Begin Given records
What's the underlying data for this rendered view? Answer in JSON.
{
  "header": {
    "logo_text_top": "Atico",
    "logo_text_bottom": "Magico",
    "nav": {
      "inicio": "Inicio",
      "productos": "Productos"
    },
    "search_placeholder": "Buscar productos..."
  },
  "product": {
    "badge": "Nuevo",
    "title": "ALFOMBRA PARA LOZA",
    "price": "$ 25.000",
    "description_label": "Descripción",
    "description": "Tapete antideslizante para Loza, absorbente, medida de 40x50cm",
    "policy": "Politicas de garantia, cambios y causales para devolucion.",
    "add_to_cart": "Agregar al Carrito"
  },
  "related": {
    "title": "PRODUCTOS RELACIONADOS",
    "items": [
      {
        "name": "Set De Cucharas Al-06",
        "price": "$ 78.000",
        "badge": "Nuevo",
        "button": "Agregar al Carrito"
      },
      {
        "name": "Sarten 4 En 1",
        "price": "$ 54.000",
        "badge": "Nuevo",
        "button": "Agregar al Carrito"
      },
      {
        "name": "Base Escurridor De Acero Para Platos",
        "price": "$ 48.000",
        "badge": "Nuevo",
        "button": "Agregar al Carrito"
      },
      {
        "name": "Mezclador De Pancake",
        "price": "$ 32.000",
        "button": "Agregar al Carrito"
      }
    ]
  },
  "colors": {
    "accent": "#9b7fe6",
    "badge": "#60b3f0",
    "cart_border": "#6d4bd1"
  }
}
End Given records
Begin Given records
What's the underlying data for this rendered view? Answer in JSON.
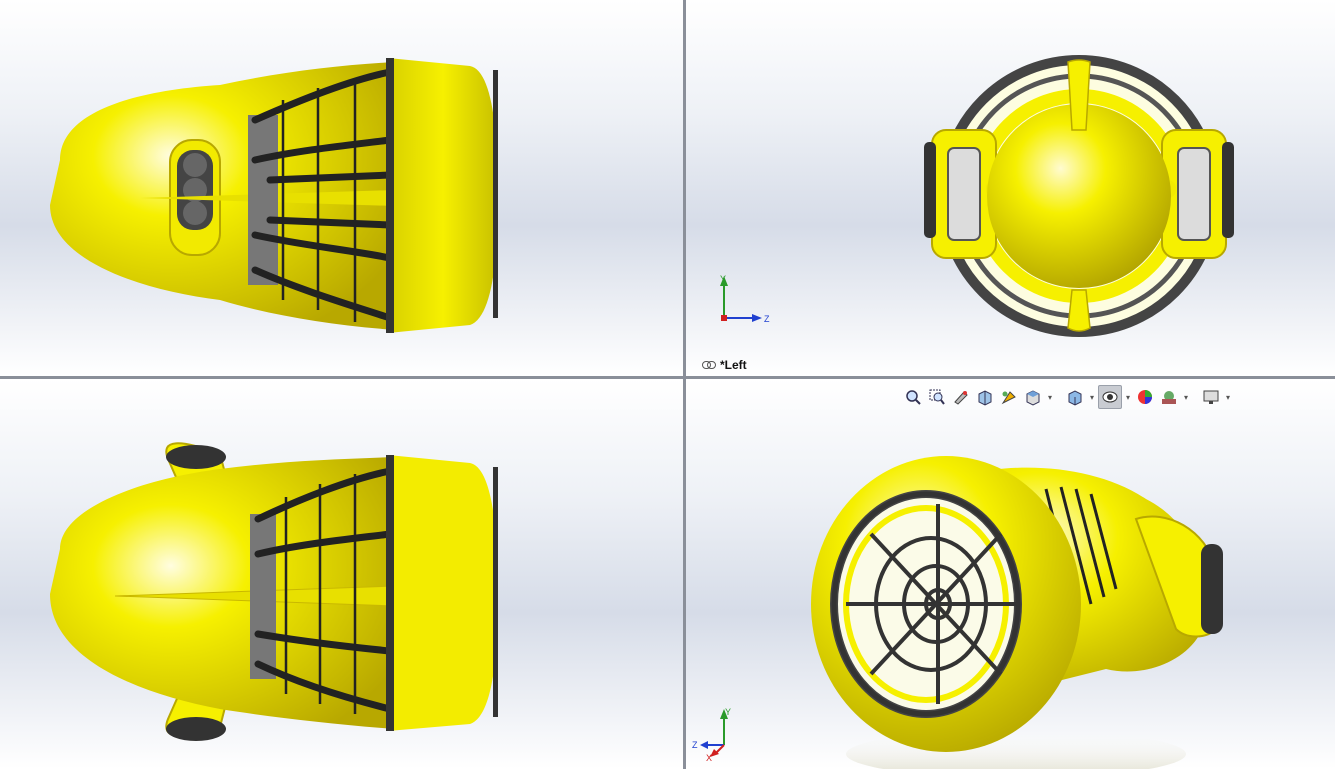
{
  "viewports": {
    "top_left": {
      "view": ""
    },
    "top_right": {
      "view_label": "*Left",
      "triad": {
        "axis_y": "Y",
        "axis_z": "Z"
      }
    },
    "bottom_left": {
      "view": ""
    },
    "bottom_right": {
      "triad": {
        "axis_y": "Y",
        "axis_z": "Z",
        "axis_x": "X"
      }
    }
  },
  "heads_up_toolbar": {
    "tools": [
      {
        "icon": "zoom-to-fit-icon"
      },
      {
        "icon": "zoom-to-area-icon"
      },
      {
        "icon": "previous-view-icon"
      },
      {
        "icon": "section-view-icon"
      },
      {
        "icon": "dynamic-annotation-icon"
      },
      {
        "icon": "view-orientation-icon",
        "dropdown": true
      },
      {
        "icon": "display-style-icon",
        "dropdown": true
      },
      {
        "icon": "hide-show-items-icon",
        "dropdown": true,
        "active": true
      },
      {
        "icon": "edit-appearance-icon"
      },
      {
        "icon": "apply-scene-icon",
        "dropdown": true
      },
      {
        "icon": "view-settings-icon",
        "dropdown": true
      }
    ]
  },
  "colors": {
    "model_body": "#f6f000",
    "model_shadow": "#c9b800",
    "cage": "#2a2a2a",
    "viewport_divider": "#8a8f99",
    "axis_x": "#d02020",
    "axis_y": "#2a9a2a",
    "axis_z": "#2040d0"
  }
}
End Given records
Make a list of all lines in the data that contain "name".

        "name": "Set De Cucharas Al-06",
        "name": "Sarten 4 En 1",
        "name": "Base Escurridor De Acero Para Platos",
        "name": "Mezclador De Pancake",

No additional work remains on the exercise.